RECORD LIST -
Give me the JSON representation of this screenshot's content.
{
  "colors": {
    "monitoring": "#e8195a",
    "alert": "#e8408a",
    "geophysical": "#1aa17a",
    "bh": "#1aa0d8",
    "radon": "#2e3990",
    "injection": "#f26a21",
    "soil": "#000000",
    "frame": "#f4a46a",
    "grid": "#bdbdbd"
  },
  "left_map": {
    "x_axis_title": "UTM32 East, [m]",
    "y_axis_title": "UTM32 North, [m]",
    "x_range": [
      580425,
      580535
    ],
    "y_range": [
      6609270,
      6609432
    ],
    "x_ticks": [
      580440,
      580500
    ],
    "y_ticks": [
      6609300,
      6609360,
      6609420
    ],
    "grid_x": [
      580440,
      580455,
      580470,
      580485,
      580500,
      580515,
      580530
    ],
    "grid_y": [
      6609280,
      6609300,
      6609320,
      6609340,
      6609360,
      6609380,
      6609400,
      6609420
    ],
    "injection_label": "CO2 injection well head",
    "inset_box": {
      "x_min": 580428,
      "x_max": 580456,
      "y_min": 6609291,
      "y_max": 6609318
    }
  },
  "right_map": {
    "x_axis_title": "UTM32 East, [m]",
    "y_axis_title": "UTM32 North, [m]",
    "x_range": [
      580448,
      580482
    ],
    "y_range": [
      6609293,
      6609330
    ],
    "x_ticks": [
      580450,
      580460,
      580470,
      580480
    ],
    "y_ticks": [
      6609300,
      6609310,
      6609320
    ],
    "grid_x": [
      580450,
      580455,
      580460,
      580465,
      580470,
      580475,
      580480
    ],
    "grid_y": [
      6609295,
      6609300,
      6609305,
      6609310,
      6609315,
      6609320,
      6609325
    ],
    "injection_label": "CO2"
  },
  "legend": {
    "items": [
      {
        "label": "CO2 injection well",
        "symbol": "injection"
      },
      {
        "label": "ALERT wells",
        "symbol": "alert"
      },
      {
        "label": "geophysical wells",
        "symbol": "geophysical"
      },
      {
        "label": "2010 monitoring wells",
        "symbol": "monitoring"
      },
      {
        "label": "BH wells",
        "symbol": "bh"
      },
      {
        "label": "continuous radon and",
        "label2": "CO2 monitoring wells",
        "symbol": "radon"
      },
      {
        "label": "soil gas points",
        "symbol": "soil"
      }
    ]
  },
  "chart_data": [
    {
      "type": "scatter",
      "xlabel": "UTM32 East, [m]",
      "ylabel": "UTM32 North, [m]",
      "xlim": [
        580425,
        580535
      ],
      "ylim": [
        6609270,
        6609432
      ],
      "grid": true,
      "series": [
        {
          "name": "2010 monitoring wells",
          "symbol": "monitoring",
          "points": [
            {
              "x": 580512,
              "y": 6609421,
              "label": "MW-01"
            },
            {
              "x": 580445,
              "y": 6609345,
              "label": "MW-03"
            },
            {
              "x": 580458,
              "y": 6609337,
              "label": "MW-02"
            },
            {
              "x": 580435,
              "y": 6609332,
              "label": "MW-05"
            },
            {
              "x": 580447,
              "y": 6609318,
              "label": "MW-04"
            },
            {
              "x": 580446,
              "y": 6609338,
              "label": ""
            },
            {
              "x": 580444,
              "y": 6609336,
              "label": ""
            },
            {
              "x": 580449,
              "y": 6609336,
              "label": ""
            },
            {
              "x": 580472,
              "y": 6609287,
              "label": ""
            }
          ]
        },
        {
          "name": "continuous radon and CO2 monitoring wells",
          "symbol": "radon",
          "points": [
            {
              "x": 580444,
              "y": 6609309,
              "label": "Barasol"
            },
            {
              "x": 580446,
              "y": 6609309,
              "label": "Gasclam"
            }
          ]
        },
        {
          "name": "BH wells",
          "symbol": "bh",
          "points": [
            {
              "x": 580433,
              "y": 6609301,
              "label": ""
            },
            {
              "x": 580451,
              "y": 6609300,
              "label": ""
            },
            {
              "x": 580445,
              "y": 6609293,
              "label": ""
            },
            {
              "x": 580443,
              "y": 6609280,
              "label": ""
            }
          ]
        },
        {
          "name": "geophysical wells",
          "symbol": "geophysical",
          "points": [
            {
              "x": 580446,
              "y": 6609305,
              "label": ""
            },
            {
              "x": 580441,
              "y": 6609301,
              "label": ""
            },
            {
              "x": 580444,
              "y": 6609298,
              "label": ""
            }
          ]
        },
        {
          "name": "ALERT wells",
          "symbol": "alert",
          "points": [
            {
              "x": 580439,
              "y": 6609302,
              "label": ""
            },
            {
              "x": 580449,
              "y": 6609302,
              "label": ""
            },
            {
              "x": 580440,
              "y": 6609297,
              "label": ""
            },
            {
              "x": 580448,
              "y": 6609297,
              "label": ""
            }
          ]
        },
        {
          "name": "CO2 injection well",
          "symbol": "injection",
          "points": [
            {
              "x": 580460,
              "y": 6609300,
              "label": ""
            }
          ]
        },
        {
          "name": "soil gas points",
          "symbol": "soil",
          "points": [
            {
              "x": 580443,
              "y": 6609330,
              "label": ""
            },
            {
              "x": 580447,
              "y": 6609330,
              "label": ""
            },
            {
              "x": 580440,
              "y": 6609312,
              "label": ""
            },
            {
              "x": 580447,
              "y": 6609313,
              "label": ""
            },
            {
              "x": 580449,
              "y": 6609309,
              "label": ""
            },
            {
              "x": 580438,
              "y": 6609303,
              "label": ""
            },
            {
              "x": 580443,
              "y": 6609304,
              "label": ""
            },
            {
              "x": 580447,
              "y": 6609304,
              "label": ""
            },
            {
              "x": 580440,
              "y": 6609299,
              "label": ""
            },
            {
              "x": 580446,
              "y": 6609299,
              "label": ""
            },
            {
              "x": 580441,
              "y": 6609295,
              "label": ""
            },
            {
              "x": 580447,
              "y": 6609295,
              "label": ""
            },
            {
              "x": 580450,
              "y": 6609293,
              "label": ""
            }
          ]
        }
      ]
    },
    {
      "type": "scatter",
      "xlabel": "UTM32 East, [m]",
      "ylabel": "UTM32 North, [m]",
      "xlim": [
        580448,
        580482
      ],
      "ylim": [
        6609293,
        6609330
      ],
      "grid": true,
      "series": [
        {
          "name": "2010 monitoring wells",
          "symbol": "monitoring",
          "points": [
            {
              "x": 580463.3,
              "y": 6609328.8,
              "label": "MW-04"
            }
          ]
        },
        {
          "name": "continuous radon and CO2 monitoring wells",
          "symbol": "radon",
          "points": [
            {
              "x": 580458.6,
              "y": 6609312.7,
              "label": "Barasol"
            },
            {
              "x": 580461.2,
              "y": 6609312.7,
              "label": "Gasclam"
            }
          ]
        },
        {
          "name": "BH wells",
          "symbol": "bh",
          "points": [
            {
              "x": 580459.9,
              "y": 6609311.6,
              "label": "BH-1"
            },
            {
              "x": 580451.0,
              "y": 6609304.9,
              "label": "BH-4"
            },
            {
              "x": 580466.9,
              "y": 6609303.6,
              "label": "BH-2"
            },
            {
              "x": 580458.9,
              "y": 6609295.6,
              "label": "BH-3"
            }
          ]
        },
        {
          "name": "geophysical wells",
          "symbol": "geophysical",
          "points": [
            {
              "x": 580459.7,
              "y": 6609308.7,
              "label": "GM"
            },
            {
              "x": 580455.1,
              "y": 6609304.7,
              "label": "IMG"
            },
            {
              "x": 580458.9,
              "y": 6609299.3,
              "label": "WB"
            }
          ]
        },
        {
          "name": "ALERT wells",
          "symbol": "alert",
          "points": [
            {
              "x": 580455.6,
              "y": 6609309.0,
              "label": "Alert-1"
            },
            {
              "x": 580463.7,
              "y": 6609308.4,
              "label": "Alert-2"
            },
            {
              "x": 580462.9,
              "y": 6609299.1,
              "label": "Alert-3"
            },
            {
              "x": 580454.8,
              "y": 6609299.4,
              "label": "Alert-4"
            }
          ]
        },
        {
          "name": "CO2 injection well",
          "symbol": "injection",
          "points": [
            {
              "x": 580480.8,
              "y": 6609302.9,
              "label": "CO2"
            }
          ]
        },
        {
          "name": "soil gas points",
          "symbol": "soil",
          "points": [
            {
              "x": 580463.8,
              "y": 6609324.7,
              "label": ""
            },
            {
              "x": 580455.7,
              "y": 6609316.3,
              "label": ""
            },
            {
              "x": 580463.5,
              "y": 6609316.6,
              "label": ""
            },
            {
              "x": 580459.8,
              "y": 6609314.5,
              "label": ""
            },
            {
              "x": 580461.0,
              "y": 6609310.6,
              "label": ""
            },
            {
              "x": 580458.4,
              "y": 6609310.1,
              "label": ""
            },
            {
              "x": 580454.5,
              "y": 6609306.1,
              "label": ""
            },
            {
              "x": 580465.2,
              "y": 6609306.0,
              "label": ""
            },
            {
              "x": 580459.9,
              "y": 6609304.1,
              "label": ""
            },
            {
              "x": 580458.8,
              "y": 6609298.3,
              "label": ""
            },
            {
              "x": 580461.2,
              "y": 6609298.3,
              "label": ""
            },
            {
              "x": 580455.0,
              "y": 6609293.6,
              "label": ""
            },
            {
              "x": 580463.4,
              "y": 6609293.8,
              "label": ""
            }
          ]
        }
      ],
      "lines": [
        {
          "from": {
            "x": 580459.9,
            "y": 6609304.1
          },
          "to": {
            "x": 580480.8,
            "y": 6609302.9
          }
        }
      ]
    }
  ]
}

WHAT IS REQUIRED - Find the lines holding "soil" and list every one.

TASK RESULT -
    "soil": "#000000",
        "label": "soil gas points",
        "symbol": "soil"
          "name": "soil gas points",
          "symbol": "soil",
          "name": "soil gas points",
          "symbol": "soil",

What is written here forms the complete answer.